Tally the lines that hold the string "text", and reply with the count alone.

_Extracted material_.
· · ·

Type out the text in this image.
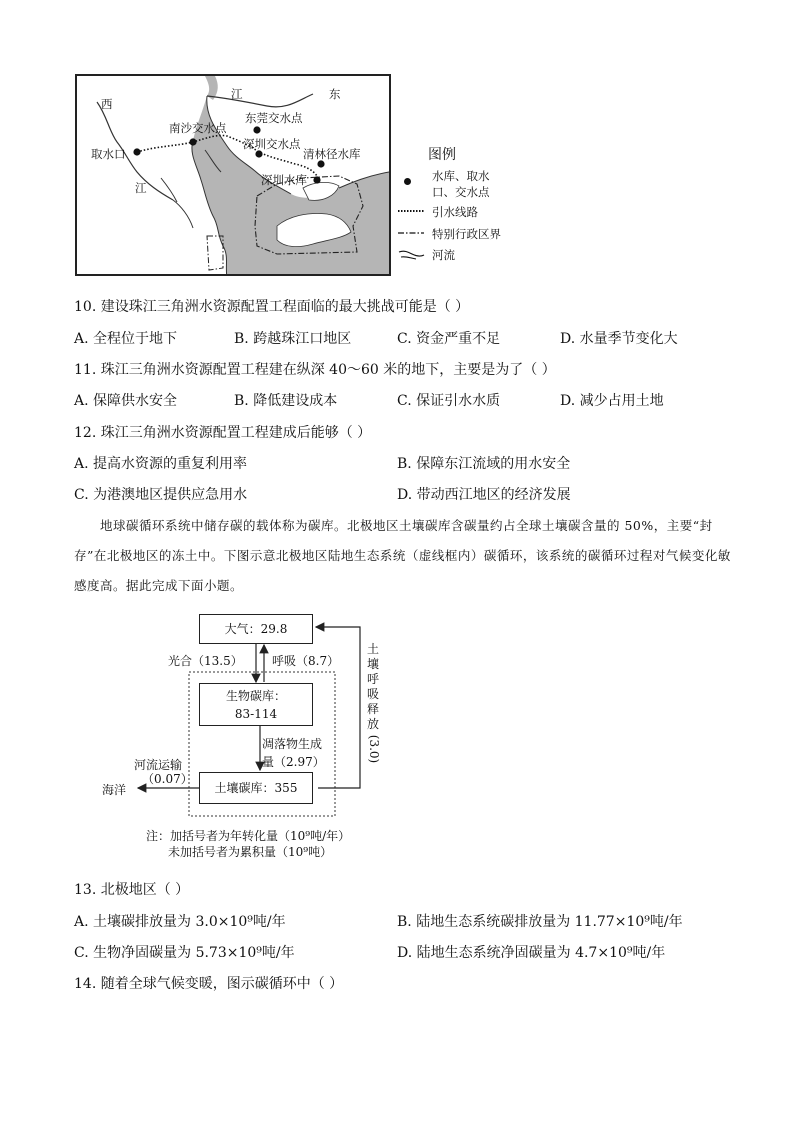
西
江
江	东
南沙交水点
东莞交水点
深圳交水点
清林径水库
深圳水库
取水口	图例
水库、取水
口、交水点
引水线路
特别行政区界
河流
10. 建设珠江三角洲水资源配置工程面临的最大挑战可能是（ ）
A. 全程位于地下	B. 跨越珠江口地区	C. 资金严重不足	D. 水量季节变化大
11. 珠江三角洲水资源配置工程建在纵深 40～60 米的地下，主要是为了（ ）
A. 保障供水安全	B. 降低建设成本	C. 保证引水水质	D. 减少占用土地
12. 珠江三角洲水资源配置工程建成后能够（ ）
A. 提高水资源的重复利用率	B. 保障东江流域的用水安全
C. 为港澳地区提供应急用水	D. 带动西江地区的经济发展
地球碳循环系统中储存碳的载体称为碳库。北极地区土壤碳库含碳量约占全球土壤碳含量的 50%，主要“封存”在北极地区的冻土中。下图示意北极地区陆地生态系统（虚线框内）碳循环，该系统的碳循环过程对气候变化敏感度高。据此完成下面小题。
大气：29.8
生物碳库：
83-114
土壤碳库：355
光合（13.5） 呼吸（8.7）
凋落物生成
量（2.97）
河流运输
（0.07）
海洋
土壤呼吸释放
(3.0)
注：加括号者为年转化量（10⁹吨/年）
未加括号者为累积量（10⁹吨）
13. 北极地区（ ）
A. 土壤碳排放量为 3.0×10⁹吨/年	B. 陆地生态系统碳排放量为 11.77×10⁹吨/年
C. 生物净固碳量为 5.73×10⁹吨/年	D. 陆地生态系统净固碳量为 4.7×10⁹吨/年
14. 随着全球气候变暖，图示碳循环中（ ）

· · ·

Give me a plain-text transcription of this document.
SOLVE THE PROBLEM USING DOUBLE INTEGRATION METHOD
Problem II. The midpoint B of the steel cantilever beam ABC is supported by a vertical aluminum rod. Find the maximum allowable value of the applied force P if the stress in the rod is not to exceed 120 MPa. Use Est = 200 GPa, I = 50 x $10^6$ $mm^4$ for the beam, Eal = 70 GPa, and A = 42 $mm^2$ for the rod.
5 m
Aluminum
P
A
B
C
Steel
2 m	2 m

· · ·

_Solution to the exercise_. 2